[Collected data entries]
━━━━━━━━━━━━━━━━━━━━
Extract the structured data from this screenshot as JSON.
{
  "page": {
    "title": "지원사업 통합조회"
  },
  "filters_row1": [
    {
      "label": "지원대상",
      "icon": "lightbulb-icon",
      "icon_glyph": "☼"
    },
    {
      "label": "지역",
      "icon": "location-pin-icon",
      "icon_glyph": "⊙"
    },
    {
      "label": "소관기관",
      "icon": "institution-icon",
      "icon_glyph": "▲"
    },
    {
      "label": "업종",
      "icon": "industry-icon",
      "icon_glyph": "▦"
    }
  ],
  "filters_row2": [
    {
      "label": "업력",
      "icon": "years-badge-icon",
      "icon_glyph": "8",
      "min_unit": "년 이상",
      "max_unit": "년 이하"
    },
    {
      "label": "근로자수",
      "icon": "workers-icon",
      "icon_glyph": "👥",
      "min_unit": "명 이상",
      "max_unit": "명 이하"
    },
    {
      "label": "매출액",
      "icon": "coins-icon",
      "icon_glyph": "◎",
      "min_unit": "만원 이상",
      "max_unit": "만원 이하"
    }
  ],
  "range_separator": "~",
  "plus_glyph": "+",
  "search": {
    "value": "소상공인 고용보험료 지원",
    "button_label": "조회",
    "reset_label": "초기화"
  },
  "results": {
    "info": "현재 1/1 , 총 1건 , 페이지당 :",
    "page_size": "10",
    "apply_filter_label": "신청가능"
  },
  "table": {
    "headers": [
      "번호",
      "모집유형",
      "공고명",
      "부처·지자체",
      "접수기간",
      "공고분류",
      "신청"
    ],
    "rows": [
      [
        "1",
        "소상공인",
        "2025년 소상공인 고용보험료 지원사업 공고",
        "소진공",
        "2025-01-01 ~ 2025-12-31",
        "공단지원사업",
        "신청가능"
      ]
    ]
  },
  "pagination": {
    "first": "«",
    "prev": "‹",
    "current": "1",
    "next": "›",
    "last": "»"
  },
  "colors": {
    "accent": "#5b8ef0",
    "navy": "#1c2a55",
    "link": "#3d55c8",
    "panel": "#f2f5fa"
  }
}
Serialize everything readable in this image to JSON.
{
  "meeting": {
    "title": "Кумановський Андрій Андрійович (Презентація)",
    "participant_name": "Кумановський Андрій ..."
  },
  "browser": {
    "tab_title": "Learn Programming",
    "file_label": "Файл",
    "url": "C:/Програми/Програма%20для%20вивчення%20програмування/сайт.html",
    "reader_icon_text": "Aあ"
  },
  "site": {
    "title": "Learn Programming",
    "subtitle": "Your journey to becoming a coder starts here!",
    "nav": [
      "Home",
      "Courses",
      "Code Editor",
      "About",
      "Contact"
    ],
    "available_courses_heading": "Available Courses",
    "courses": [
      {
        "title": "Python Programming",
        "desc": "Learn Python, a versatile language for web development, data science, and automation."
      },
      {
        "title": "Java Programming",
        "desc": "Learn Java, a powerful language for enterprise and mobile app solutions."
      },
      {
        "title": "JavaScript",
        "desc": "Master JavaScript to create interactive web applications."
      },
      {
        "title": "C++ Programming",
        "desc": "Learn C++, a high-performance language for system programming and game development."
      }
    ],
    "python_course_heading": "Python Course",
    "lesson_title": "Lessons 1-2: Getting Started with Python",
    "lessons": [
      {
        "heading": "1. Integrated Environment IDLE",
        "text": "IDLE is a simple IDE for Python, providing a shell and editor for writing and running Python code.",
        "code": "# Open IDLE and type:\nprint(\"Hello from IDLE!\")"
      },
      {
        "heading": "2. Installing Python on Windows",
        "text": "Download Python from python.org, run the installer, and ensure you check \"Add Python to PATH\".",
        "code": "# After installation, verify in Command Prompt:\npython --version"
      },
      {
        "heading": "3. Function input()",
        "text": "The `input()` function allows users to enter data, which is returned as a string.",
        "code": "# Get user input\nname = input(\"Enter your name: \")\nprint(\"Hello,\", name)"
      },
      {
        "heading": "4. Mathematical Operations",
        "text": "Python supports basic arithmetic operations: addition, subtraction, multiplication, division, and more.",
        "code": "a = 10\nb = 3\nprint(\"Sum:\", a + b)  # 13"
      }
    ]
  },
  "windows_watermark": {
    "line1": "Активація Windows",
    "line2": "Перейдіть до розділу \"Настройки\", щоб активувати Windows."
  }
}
━━━━━━━━━━━━━━━━━━━━
### Brief
Extract each line from the listing above, please, and repeat it exactly.

### Completed task
Extract the structured data from this screenshot as JSON.
{
  "page": {
    "title": "지원사업 통합조회"
  },
  "filters_row1": [
    {
      "label": "지원대상",
      "icon": "lightbulb-icon",
      "icon_glyph": "☼"
    },
    {
      "label": "지역",
      "icon": "location-pin-icon",
      "icon_glyph": "⊙"
    },
    {
      "label": "소관기관",
      "icon": "institution-icon",
      "icon_glyph": "▲"
    },
    {
      "label": "업종",
      "icon": "industry-icon",
      "icon_glyph": "▦"
    }
  ],
  "filters_row2": [
    {
      "label": "업력",
      "icon": "years-badge-icon",
      "icon_glyph": "8",
      "min_unit": "년 이상",
      "max_unit": "년 이하"
    },
    {
      "label": "근로자수",
      "icon": "workers-icon",
      "icon_glyph": "👥",
      "min_unit": "명 이상",
      "max_unit": "명 이하"
    },
    {
      "label": "매출액",
      "icon": "coins-icon",
      "icon_glyph": "◎",
      "min_unit": "만원 이상",
      "max_unit": "만원 이하"
    }
  ],
  "range_separator": "~",
  "plus_glyph": "+",
  "search": {
    "value": "소상공인 고용보험료 지원",
    "button_label": "조회",
    "reset_label": "초기화"
  },
  "results": {
    "info": "현재 1/1 , 총 1건 , 페이지당 :",
    "page_size": "10",
    "apply_filter_label": "신청가능"
  },
  "table": {
    "headers": [
      "번호",
      "모집유형",
      "공고명",
      "부처·지자체",
      "접수기간",
      "공고분류",
      "신청"
    ],
    "rows": [
      [
        "1",
        "소상공인",
        "2025년 소상공인 고용보험료 지원사업 공고",
        "소진공",
        "2025-01-01 ~ 2025-12-31",
        "공단지원사업",
        "신청가능"
      ]
    ]
  },
  "pagination": {
    "first": "«",
    "prev": "‹",
    "current": "1",
    "next": "›",
    "last": "»"
  },
  "colors": {
    "accent": "#5b8ef0",
    "navy": "#1c2a55",
    "link": "#3d55c8",
    "panel": "#f2f5fa"
  }
}
Serialize everything readable in this image to JSON.
{
  "meeting": {
    "title": "Кумановський Андрій Андрійович (Презентація)",
    "participant_name": "Кумановський Андрій ..."
  },
  "browser": {
    "tab_title": "Learn Programming",
    "file_label": "Файл",
    "url": "C:/Програми/Програма%20для%20вивчення%20програмування/сайт.html",
    "reader_icon_text": "Aあ"
  },
  "site": {
    "title": "Learn Programming",
    "subtitle": "Your journey to becoming a coder starts here!",
    "nav": [
      "Home",
      "Courses",
      "Code Editor",
      "About",
      "Contact"
    ],
    "available_courses_heading": "Available Courses",
    "courses": [
      {
        "title": "Python Programming",
        "desc": "Learn Python, a versatile language for web development, data science, and automation."
      },
      {
        "title": "Java Programming",
        "desc": "Learn Java, a powerful language for enterprise and mobile app solutions."
      },
      {
        "title": "JavaScript",
        "desc": "Master JavaScript to create interactive web applications."
      },
      {
        "title": "C++ Programming",
        "desc": "Learn C++, a high-performance language for system programming and game development."
      }
    ],
    "python_course_heading": "Python Course",
    "lesson_title": "Lessons 1-2: Getting Started with Python",
    "lessons": [
      {
        "heading": "1. Integrated Environment IDLE",
        "text": "IDLE is a simple IDE for Python, providing a shell and editor for writing and running Python code.",
        "code": "# Open IDLE and type:\nprint(\"Hello from IDLE!\")"
      },
      {
        "heading": "2. Installing Python on Windows",
        "text": "Download Python from python.org, run the installer, and ensure you check \"Add Python to PATH\".",
        "code": "# After installation, verify in Command Prompt:\npython --version"
      },
      {
        "heading": "3. Function input()",
        "text": "The `input()` function allows users to enter data, which is returned as a string.",
        "code": "# Get user input\nname = input(\"Enter your name: \")\nprint(\"Hello,\", name)"
      },
      {
        "heading": "4. Mathematical Operations",
        "text": "Python supports basic arithmetic operations: addition, subtraction, multiplication, division, and more.",
        "code": "a = 10\nb = 3\nprint(\"Sum:\", a + b)  # 13"
      }
    ]
  },
  "windows_watermark": {
    "line1": "Активація Windows",
    "line2": "Перейдіть до розділу \"Настройки\", щоб активувати Windows."
  }
}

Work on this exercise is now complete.